§ Work instructions:
**a.** In the road-trip piece on Portugal's megalithic stones, which comic character first sparked the writer's fascination with giant stones?
**b.** Write the next part of the road-trip piece on Portugal's megalithic stones, picking up after its final sentence.

§ Page excerpt:

Chasing Stones: A Road Trip to Portugal’s Megalithic Past
My fascination with giant stones began early. As a child, I read the Asterix comics, where Obelix—strong, stubborn, and always carrying a menhir—sparked something in me. It wasn’t just the humor or the drawings. It was the stones.
When I was a child, my cousins, brothers and I would spend hours playing near a cave by the beach. We shouted into the echoing entrance, explored its cool interior, and climbed the rocks. That childhood curiosity never left me.
And now, here I am in Portugal, surrounded by the very stones that had once stirred my imagination.

Megalithic stones are large prehistoric rocks, often placed standing alone or arranged in groups. They show up as menhirs, dolmens, cromlechs—some are burial sites, others may have been gathering places. The truth is, no one really knows exactly why they were built or how they were used.
Some say they’re sacred. Some call them portals. I haven’t stepped into another world yet, but I haven’t stopped trying.

At São Lourenço do Barrocal, I met archeologist Manuel Calado.

§ Source material:

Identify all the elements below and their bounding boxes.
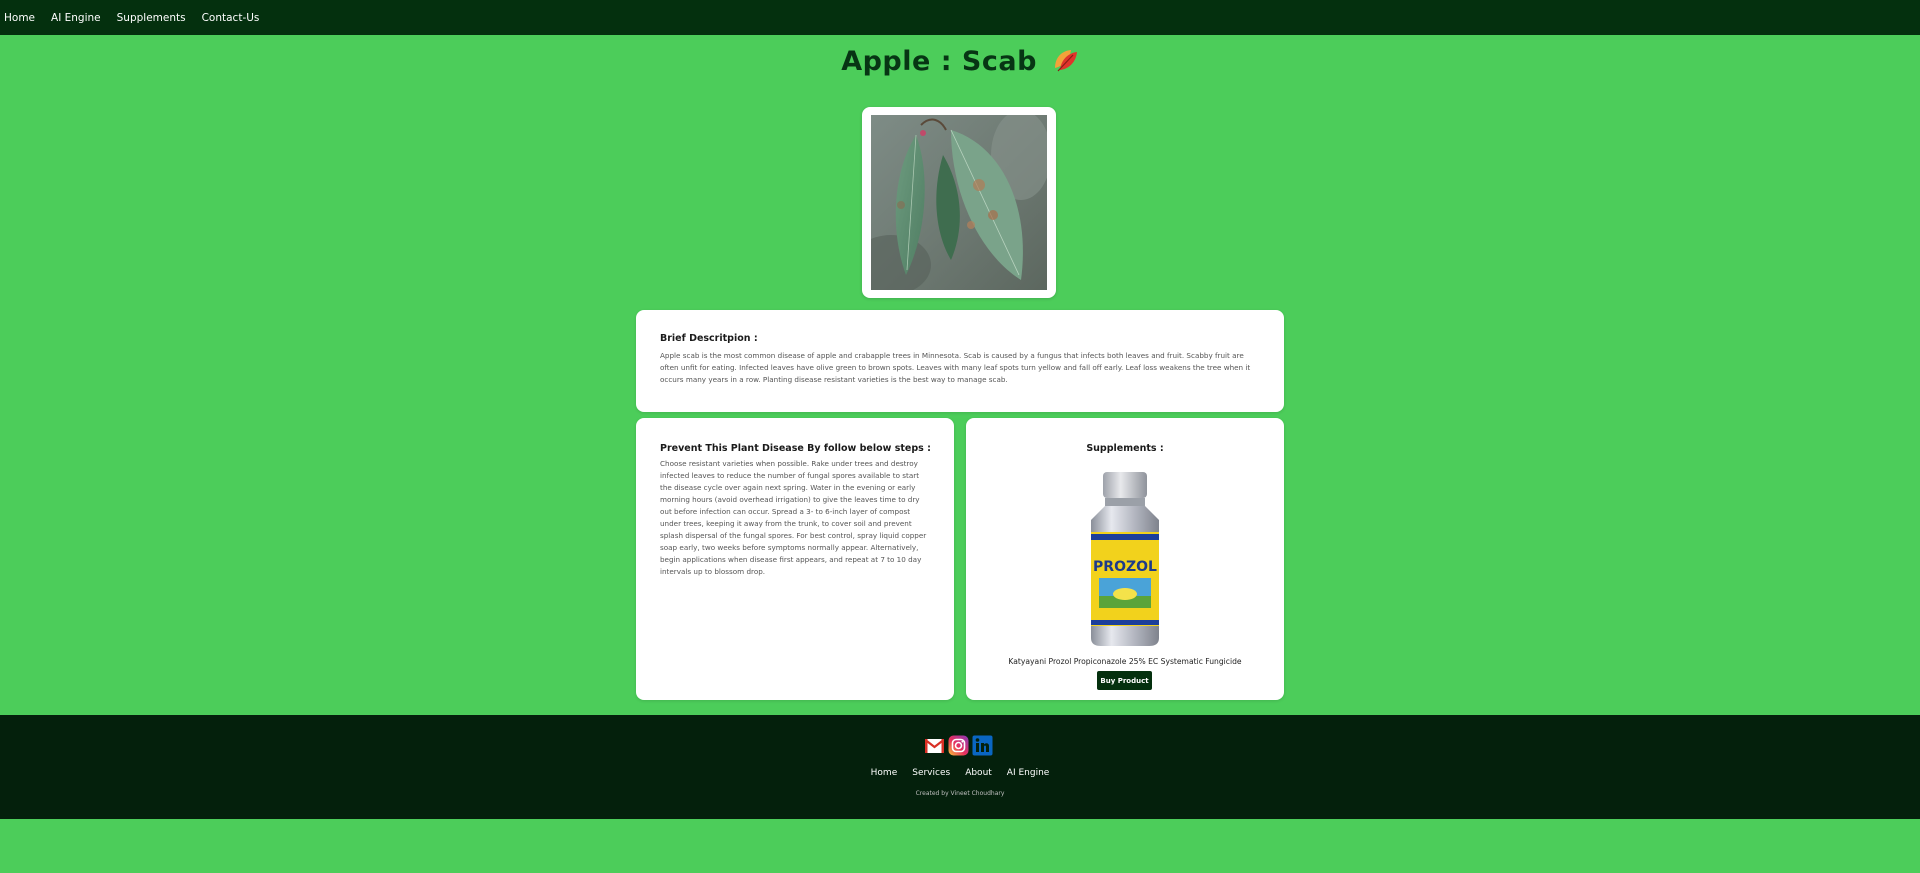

§ Responses to the tasks:
**a.** Obelix from the Asterix comics, who was always carrying a menhir.

**b.**
He explained how these stones might have been transported, placed, and aligned with the sun and stars.

There are no written records—only questions and possibilities. He spoke as we walked, pointing out formations and sharing theories. It felt like walking through time.

Near Évora is the largest stone circle in the Iberian Peninsula: Almendres Cromlech.
Ninety-five stones stand scattered across a slope, some marked with faint carvings.
They aren’t laid out in a perfect circle, and that’s part of the charm—you can walk among them, touch them, wonder.
One tip: visit during the dry season. The road in gets muddy and difficult after rain.

Just nearby is the Almendres Menhir, a single standing stone that attracts curious travelers—and sometimes spiritual seekers.
I once arrived to find a group chanting and swinging pendulums. Unexpected, but memorable.
Dolmens are burial chambers: upright stones with a flat one placed across the top.

Many have a small hole in one side—called the Buraco da Alma, or “soul’s hole.”
Some believe it allowed the soul to escape after cremation. Others aren’t so sure. Like most things with megaliths, the answer is unclear.
This burial site was my first in Portugal and I am so happy that I was able to see it up close.

One of my favorites was the The Anta da Herdade de Candeeira, near Aldeia da Serra.
It’s on private land and no longer open to the public due to damage from careless visitors. I was lucky to see it before access was restricted.

I loved this stone. I understand that these stones should be left untouched, but I couldn’t help but feel totally charmed by this scene.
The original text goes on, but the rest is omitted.